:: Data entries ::

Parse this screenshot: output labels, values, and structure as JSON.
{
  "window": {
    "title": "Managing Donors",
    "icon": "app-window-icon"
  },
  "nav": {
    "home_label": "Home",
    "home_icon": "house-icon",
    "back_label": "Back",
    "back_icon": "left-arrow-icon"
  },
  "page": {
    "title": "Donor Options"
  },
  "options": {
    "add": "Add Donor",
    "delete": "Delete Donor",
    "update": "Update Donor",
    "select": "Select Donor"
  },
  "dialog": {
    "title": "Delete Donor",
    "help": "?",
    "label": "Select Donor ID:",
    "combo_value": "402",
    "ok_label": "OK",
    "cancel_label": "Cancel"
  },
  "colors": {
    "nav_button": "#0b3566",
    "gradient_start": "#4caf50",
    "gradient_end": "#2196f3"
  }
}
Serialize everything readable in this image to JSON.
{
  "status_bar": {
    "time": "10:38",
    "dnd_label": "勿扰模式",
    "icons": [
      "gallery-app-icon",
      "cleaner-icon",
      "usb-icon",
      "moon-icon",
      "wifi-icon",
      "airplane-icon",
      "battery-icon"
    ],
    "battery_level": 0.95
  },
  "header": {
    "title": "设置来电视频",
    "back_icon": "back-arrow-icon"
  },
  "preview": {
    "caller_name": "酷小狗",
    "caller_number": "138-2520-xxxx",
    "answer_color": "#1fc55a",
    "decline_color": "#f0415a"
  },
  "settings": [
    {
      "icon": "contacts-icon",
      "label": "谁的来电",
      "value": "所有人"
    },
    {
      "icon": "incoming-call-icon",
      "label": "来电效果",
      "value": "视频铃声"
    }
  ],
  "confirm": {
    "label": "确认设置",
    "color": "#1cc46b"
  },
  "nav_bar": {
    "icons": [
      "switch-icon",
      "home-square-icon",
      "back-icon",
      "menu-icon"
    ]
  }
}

:: EXERCISE OBJECTIVE ::
Using the listing, copy every line where the word "Select" shows up.

:: SOLUTION ::
    "select": "Select Donor"
    "label": "Select Donor ID:",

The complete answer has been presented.